Material for this task:
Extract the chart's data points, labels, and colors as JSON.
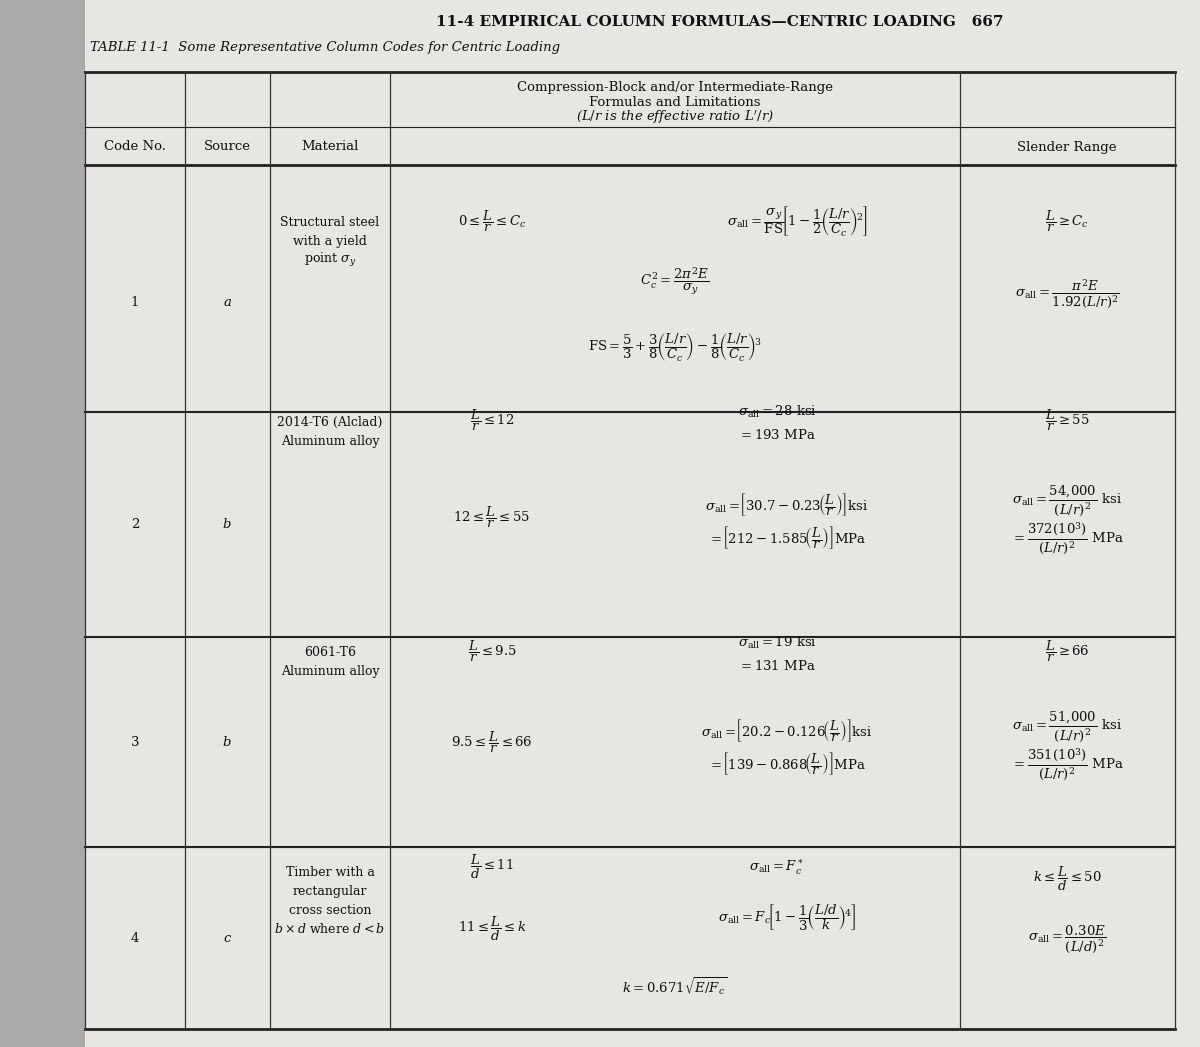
{
  "page_header": "11-4 EMPIRICAL COLUMN FORMULAS—CENTRIC LOADING   667",
  "table_title": "TABLE 11-1  Some Representative Column Codes for Centric Loading",
  "bg_color": "#c8c8c8",
  "page_color": "#e8e6e3",
  "rows": [
    {
      "code": "1",
      "source": "a",
      "material": [
        "Structural steel",
        "with a yield",
        "point $\\sigma_y$"
      ]
    },
    {
      "code": "2",
      "source": "b",
      "material": [
        "2014-T6 (Alclad)",
        "Aluminum alloy"
      ]
    },
    {
      "code": "3",
      "source": "b",
      "material": [
        "6061-T6",
        "Aluminum alloy"
      ]
    },
    {
      "code": "4",
      "source": "c",
      "material": [
        "Timber with a",
        "rectangular",
        "cross section",
        "$b \\times d$ where $d < b$"
      ]
    }
  ]
}
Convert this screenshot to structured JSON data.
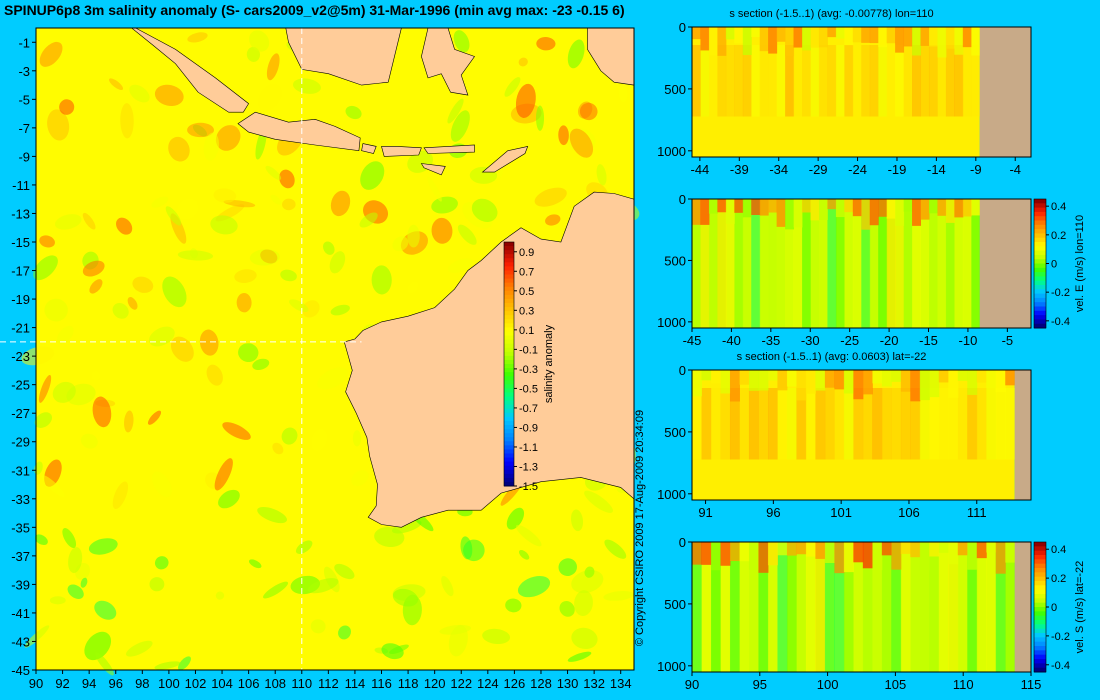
{
  "title": "SPINUP6p8 3m salinity anomaly (S- cars2009_v2@5m) 31-Mar-1996 (min avg max: -23 -0.15 6)",
  "copyright": "© Copyright CSIRO 2009   17-Aug-2009 20:34:09",
  "colors": {
    "background": "#00ccff",
    "land": "#ffcc99",
    "section_land": "#c8aa88",
    "colormap": [
      "#000080",
      "#0000ff",
      "#0080ff",
      "#00c8ff",
      "#00ff80",
      "#40ff00",
      "#c0ff00",
      "#ffff00",
      "#ffc000",
      "#ff8000",
      "#ff2000",
      "#900000"
    ]
  },
  "chart_data": [
    {
      "type": "heatmap",
      "id": "map",
      "title": "",
      "xlabel": "",
      "ylabel": "",
      "xlim": [
        90,
        135
      ],
      "ylim": [
        -45,
        0
      ],
      "x_ticks": [
        "90",
        "92",
        "94",
        "96",
        "98",
        "100",
        "102",
        "104",
        "106",
        "108",
        "110",
        "112",
        "114",
        "116",
        "118",
        "120",
        "122",
        "124",
        "126",
        "128",
        "130",
        "132",
        "134"
      ],
      "y_ticks": [
        "-1",
        "-3",
        "-5",
        "-7",
        "-9",
        "-11",
        "-13",
        "-15",
        "-17",
        "-19",
        "-21",
        "-23",
        "-25",
        "-27",
        "-29",
        "-31",
        "-33",
        "-35",
        "-37",
        "-39",
        "-41",
        "-43",
        "-45"
      ],
      "section_lines": {
        "lon": 110,
        "lat": -22
      },
      "colorbar": {
        "label": "salinity anomaly",
        "range": [
          -1.5,
          1.0
        ],
        "ticks": [
          "0.9",
          "0.7",
          "0.5",
          "0.3",
          "0.1",
          "-0.1",
          "-0.3",
          "-0.5",
          "-0.7",
          "-0.9",
          "-1.1",
          "-1.3",
          "-1.5"
        ]
      }
    },
    {
      "type": "heatmap",
      "id": "section1",
      "title": "s section (-1.5..1) (avg: -0.00778) lon=110",
      "xlim": [
        -45,
        -2
      ],
      "ylim": [
        1050,
        0
      ],
      "x_ticks": [
        "-44",
        "-39",
        "-34",
        "-29",
        "-24",
        "-19",
        "-14",
        "-9",
        "-4"
      ],
      "y_ticks": [
        "0",
        "500",
        "1000"
      ],
      "land_from": -8.5
    },
    {
      "type": "heatmap",
      "id": "section2",
      "title": "",
      "xlim": [
        -45,
        -2
      ],
      "ylim": [
        1050,
        0
      ],
      "x_ticks": [
        "-45",
        "-40",
        "-35",
        "-30",
        "-25",
        "-20",
        "-15",
        "-10",
        "-5"
      ],
      "y_ticks": [
        "0",
        "500",
        "1000"
      ],
      "land_from": -8.5,
      "colorbar": {
        "label": "vel. E (m/s) lon=110",
        "range": [
          -0.45,
          0.45
        ],
        "ticks": [
          "0.4",
          "0.2",
          "0",
          "-0.2",
          "-0.4"
        ]
      }
    },
    {
      "type": "heatmap",
      "id": "section3",
      "title": "s section (-1.5..1) (avg: 0.0603) lat=-22",
      "xlim": [
        90,
        115
      ],
      "ylim": [
        1050,
        0
      ],
      "x_ticks": [
        "91",
        "96",
        "101",
        "106",
        "111"
      ],
      "y_ticks": [
        "0",
        "500",
        "1000"
      ],
      "land_from": 113.8
    },
    {
      "type": "heatmap",
      "id": "section4",
      "title": "",
      "xlim": [
        90,
        115
      ],
      "ylim": [
        1050,
        0
      ],
      "x_ticks": [
        "90",
        "95",
        "100",
        "105",
        "110",
        "115"
      ],
      "y_ticks": [
        "0",
        "500",
        "1000"
      ],
      "land_from": 113.8,
      "colorbar": {
        "label": "vel. S (m/s) lat=-22",
        "range": [
          -0.45,
          0.45
        ],
        "ticks": [
          "0.4",
          "0.2",
          "0",
          "-0.2",
          "-0.4"
        ]
      }
    }
  ]
}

Task statement: Omit the pictures, then output the rest of the listing exactly.

Completed exercise:
Extract the chart's data points, labels, and colors as JSON.
{
  "page_header": "11-4 EMPIRICAL COLUMN FORMULAS—CENTRIC LOADING   667",
  "table_title": "TABLE 11-1  Some Representative Column Codes for Centric Loading",
  "bg_color": "#c8c8c8",
  "page_color": "#e8e6e3",
  "rows": [
    {
      "code": "1",
      "source": "a",
      "material": [
        "Structural steel",
        "with a yield",
        "point $\\sigma_y$"
      ]
    },
    {
      "code": "2",
      "source": "b",
      "material": [
        "2014-T6 (Alclad)",
        "Aluminum alloy"
      ]
    },
    {
      "code": "3",
      "source": "b",
      "material": [
        "6061-T6",
        "Aluminum alloy"
      ]
    },
    {
      "code": "4",
      "source": "c",
      "material": [
        "Timber with a",
        "rectangular",
        "cross section",
        "$b \\times d$ where $d < b$"
      ]
    }
  ]
}
Convert this screenshot to structured JSON data.
{
  "title": "SPINUP6p8 3m salinity anomaly (S- cars2009_v2@5m) 31-Mar-1996 (min avg max: -23 -0.15 6)",
  "copyright": "© Copyright CSIRO 2009   17-Aug-2009 20:34:09",
  "colors": {
    "background": "#00ccff",
    "land": "#ffcc99",
    "section_land": "#c8aa88",
    "colormap": [
      "#000080",
      "#0000ff",
      "#0080ff",
      "#00c8ff",
      "#00ff80",
      "#40ff00",
      "#c0ff00",
      "#ffff00",
      "#ffc000",
      "#ff8000",
      "#ff2000",
      "#900000"
    ]
  },
  "chart_data": [
    {
      "type": "heatmap",
      "id": "map",
      "title": "",
      "xlabel": "",
      "ylabel": "",
      "xlim": [
        90,
        135
      ],
      "ylim": [
        -45,
        0
      ],
      "x_ticks": [
        "90",
        "92",
        "94",
        "96",
        "98",
        "100",
        "102",
        "104",
        "106",
        "108",
        "110",
        "112",
        "114",
        "116",
        "118",
        "120",
        "122",
        "124",
        "126",
        "128",
        "130",
        "132",
        "134"
      ],
      "y_ticks": [
        "-1",
        "-3",
        "-5",
        "-7",
        "-9",
        "-11",
        "-13",
        "-15",
        "-17",
        "-19",
        "-21",
        "-23",
        "-25",
        "-27",
        "-29",
        "-31",
        "-33",
        "-35",
        "-37",
        "-39",
        "-41",
        "-43",
        "-45"
      ],
      "section_lines": {
        "lon": 110,
        "lat": -22
      },
      "colorbar": {
        "label": "salinity anomaly",
        "range": [
          -1.5,
          1.0
        ],
        "ticks": [
          "0.9",
          "0.7",
          "0.5",
          "0.3",
          "0.1",
          "-0.1",
          "-0.3",
          "-0.5",
          "-0.7",
          "-0.9",
          "-1.1",
          "-1.3",
          "-1.5"
        ]
      }
    },
    {
      "type": "heatmap",
      "id": "section1",
      "title": "s section (-1.5..1) (avg: -0.00778) lon=110",
      "xlim": [
        -45,
        -2
      ],
      "ylim": [
        1050,
        0
      ],
      "x_ticks": [
        "-44",
        "-39",
        "-34",
        "-29",
        "-24",
        "-19",
        "-14",
        "-9",
        "-4"
      ],
      "y_ticks": [
        "0",
        "500",
        "1000"
      ],
      "land_from": -8.5
    },
    {
      "type": "heatmap",
      "id": "section2",
      "title": "",
      "xlim": [
        -45,
        -2
      ],
      "ylim": [
        1050,
        0
      ],
      "x_ticks": [
        "-45",
        "-40",
        "-35",
        "-30",
        "-25",
        "-20",
        "-15",
        "-10",
        "-5"
      ],
      "y_ticks": [
        "0",
        "500",
        "1000"
      ],
      "land_from": -8.5,
      "colorbar": {
        "label": "vel. E (m/s) lon=110",
        "range": [
          -0.45,
          0.45
        ],
        "ticks": [
          "0.4",
          "0.2",
          "0",
          "-0.2",
          "-0.4"
        ]
      }
    },
    {
      "type": "heatmap",
      "id": "section3",
      "title": "s section (-1.5..1) (avg: 0.0603) lat=-22",
      "xlim": [
        90,
        115
      ],
      "ylim": [
        1050,
        0
      ],
      "x_ticks": [
        "91",
        "96",
        "101",
        "106",
        "111"
      ],
      "y_ticks": [
        "0",
        "500",
        "1000"
      ],
      "land_from": 113.8
    },
    {
      "type": "heatmap",
      "id": "section4",
      "title": "",
      "xlim": [
        90,
        115
      ],
      "ylim": [
        1050,
        0
      ],
      "x_ticks": [
        "90",
        "95",
        "100",
        "105",
        "110",
        "115"
      ],
      "y_ticks": [
        "0",
        "500",
        "1000"
      ],
      "land_from": 113.8,
      "colorbar": {
        "label": "vel. S (m/s) lat=-22",
        "range": [
          -0.45,
          0.45
        ],
        "ticks": [
          "0.4",
          "0.2",
          "0",
          "-0.2",
          "-0.4"
        ]
      }
    }
  ]
}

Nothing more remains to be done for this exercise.